WHAT THIS TASK INVOLVES:
Present the following entries again, word for word and in full.

-- start DATASET ROWS --

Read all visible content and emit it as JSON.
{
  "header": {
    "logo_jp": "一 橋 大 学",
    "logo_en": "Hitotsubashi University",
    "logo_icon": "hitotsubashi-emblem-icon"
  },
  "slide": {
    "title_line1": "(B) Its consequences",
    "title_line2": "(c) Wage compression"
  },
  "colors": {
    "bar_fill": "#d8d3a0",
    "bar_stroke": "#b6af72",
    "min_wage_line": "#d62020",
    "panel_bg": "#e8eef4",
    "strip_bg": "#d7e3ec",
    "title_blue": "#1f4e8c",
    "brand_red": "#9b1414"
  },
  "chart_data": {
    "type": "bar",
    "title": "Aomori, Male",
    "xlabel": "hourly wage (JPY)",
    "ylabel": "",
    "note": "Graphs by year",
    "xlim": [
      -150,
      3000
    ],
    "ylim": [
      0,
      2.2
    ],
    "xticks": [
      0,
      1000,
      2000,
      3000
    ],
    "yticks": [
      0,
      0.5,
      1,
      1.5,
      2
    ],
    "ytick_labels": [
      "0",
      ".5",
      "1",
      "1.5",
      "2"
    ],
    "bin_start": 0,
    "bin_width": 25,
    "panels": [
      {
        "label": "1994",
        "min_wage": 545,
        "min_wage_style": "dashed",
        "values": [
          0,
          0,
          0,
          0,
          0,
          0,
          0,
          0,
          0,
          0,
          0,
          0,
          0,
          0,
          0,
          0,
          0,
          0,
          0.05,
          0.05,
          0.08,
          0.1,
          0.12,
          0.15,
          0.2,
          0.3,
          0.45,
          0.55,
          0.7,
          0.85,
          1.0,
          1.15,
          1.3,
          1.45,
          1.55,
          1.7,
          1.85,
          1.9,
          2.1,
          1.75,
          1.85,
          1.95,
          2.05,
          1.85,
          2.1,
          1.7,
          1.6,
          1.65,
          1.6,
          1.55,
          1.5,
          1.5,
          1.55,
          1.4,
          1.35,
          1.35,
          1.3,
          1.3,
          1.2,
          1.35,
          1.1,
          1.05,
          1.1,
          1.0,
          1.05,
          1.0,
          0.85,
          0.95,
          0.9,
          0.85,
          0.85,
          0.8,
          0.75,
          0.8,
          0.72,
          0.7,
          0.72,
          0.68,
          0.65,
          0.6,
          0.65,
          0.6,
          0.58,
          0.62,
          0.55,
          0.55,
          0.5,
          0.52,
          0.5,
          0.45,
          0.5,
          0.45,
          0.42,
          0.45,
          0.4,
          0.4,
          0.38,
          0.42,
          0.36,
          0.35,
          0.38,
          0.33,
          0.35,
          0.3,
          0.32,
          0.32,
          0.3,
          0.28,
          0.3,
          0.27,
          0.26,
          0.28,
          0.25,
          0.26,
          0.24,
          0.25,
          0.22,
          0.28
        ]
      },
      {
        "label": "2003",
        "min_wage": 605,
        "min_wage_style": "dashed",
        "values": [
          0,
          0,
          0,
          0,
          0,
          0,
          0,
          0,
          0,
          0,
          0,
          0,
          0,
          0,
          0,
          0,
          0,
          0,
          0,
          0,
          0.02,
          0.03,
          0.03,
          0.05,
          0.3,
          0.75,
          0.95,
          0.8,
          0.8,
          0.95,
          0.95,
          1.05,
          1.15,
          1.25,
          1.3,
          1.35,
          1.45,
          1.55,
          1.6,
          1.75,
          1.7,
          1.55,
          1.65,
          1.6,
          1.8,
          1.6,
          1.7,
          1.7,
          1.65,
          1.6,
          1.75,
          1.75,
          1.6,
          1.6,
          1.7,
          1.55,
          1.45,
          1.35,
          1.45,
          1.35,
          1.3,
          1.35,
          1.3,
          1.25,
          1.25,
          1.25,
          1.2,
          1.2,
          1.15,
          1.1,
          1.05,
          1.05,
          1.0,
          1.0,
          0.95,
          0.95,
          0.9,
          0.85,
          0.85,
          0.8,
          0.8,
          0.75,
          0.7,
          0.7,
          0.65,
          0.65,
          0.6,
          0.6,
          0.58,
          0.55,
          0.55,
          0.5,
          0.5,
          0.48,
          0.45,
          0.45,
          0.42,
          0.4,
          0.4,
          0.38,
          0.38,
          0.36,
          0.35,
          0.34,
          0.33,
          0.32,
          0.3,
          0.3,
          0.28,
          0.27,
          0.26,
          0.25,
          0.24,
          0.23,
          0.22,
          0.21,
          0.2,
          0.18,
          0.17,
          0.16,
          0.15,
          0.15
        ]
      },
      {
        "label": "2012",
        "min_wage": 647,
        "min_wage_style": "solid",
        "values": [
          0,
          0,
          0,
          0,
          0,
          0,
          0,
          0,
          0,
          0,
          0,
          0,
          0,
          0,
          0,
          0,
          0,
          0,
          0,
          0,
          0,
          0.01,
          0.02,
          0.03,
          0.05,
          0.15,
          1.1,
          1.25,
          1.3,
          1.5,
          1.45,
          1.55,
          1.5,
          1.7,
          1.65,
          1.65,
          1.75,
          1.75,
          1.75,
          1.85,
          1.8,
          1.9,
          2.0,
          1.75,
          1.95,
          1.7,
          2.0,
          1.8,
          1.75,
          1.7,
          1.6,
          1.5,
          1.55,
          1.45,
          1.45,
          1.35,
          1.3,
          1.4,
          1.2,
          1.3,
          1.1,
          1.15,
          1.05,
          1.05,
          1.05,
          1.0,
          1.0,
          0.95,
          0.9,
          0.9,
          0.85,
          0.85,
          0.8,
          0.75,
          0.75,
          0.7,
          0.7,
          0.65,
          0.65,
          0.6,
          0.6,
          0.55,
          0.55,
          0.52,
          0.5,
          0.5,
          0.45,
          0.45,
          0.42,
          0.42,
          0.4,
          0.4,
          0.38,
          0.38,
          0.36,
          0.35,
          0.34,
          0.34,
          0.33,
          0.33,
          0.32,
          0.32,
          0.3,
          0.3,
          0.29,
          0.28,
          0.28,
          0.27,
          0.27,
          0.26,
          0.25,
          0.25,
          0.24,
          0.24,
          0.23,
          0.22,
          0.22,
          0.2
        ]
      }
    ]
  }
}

-- end DATASET ROWS --

RESULT BELOW:
Read all visible content and emit it as JSON.
{
  "header": {
    "logo_jp": "一 橋 大 学",
    "logo_en": "Hitotsubashi University",
    "logo_icon": "hitotsubashi-emblem-icon"
  },
  "slide": {
    "title_line1": "(B) Its consequences",
    "title_line2": "(c) Wage compression"
  },
  "colors": {
    "bar_fill": "#d8d3a0",
    "bar_stroke": "#b6af72",
    "min_wage_line": "#d62020",
    "panel_bg": "#e8eef4",
    "strip_bg": "#d7e3ec",
    "title_blue": "#1f4e8c",
    "brand_red": "#9b1414"
  },
  "chart_data": {
    "type": "bar",
    "title": "Aomori, Male",
    "xlabel": "hourly wage (JPY)",
    "ylabel": "",
    "note": "Graphs by year",
    "xlim": [
      -150,
      3000
    ],
    "ylim": [
      0,
      2.2
    ],
    "xticks": [
      0,
      1000,
      2000,
      3000
    ],
    "yticks": [
      0,
      0.5,
      1,
      1.5,
      2
    ],
    "ytick_labels": [
      "0",
      ".5",
      "1",
      "1.5",
      "2"
    ],
    "bin_start": 0,
    "bin_width": 25,
    "panels": [
      {
        "label": "1994",
        "min_wage": 545,
        "min_wage_style": "dashed",
        "values": [
          0,
          0,
          0,
          0,
          0,
          0,
          0,
          0,
          0,
          0,
          0,
          0,
          0,
          0,
          0,
          0,
          0,
          0,
          0.05,
          0.05,
          0.08,
          0.1,
          0.12,
          0.15,
          0.2,
          0.3,
          0.45,
          0.55,
          0.7,
          0.85,
          1.0,
          1.15,
          1.3,
          1.45,
          1.55,
          1.7,
          1.85,
          1.9,
          2.1,
          1.75,
          1.85,
          1.95,
          2.05,
          1.85,
          2.1,
          1.7,
          1.6,
          1.65,
          1.6,
          1.55,
          1.5,
          1.5,
          1.55,
          1.4,
          1.35,
          1.35,
          1.3,
          1.3,
          1.2,
          1.35,
          1.1,
          1.05,
          1.1,
          1.0,
          1.05,
          1.0,
          0.85,
          0.95,
          0.9,
          0.85,
          0.85,
          0.8,
          0.75,
          0.8,
          0.72,
          0.7,
          0.72,
          0.68,
          0.65,
          0.6,
          0.65,
          0.6,
          0.58,
          0.62,
          0.55,
          0.55,
          0.5,
          0.52,
          0.5,
          0.45,
          0.5,
          0.45,
          0.42,
          0.45,
          0.4,
          0.4,
          0.38,
          0.42,
          0.36,
          0.35,
          0.38,
          0.33,
          0.35,
          0.3,
          0.32,
          0.32,
          0.3,
          0.28,
          0.3,
          0.27,
          0.26,
          0.28,
          0.25,
          0.26,
          0.24,
          0.25,
          0.22,
          0.28
        ]
      },
      {
        "label": "2003",
        "min_wage": 605,
        "min_wage_style": "dashed",
        "values": [
          0,
          0,
          0,
          0,
          0,
          0,
          0,
          0,
          0,
          0,
          0,
          0,
          0,
          0,
          0,
          0,
          0,
          0,
          0,
          0,
          0.02,
          0.03,
          0.03,
          0.05,
          0.3,
          0.75,
          0.95,
          0.8,
          0.8,
          0.95,
          0.95,
          1.05,
          1.15,
          1.25,
          1.3,
          1.35,
          1.45,
          1.55,
          1.6,
          1.75,
          1.7,
          1.55,
          1.65,
          1.6,
          1.8,
          1.6,
          1.7,
          1.7,
          1.65,
          1.6,
          1.75,
          1.75,
          1.6,
          1.6,
          1.7,
          1.55,
          1.45,
          1.35,
          1.45,
          1.35,
          1.3,
          1.35,
          1.3,
          1.25,
          1.25,
          1.25,
          1.2,
          1.2,
          1.15,
          1.1,
          1.05,
          1.05,
          1.0,
          1.0,
          0.95,
          0.95,
          0.9,
          0.85,
          0.85,
          0.8,
          0.8,
          0.75,
          0.7,
          0.7,
          0.65,
          0.65,
          0.6,
          0.6,
          0.58,
          0.55,
          0.55,
          0.5,
          0.5,
          0.48,
          0.45,
          0.45,
          0.42,
          0.4,
          0.4,
          0.38,
          0.38,
          0.36,
          0.35,
          0.34,
          0.33,
          0.32,
          0.3,
          0.3,
          0.28,
          0.27,
          0.26,
          0.25,
          0.24,
          0.23,
          0.22,
          0.21,
          0.2,
          0.18,
          0.17,
          0.16,
          0.15,
          0.15
        ]
      },
      {
        "label": "2012",
        "min_wage": 647,
        "min_wage_style": "solid",
        "values": [
          0,
          0,
          0,
          0,
          0,
          0,
          0,
          0,
          0,
          0,
          0,
          0,
          0,
          0,
          0,
          0,
          0,
          0,
          0,
          0,
          0,
          0.01,
          0.02,
          0.03,
          0.05,
          0.15,
          1.1,
          1.25,
          1.3,
          1.5,
          1.45,
          1.55,
          1.5,
          1.7,
          1.65,
          1.65,
          1.75,
          1.75,
          1.75,
          1.85,
          1.8,
          1.9,
          2.0,
          1.75,
          1.95,
          1.7,
          2.0,
          1.8,
          1.75,
          1.7,
          1.6,
          1.5,
          1.55,
          1.45,
          1.45,
          1.35,
          1.3,
          1.4,
          1.2,
          1.3,
          1.1,
          1.15,
          1.05,
          1.05,
          1.05,
          1.0,
          1.0,
          0.95,
          0.9,
          0.9,
          0.85,
          0.85,
          0.8,
          0.75,
          0.75,
          0.7,
          0.7,
          0.65,
          0.65,
          0.6,
          0.6,
          0.55,
          0.55,
          0.52,
          0.5,
          0.5,
          0.45,
          0.45,
          0.42,
          0.42,
          0.4,
          0.4,
          0.38,
          0.38,
          0.36,
          0.35,
          0.34,
          0.34,
          0.33,
          0.33,
          0.32,
          0.32,
          0.3,
          0.3,
          0.29,
          0.28,
          0.28,
          0.27,
          0.27,
          0.26,
          0.25,
          0.25,
          0.24,
          0.24,
          0.23,
          0.22,
          0.22,
          0.2
        ]
      }
    ]
  }
}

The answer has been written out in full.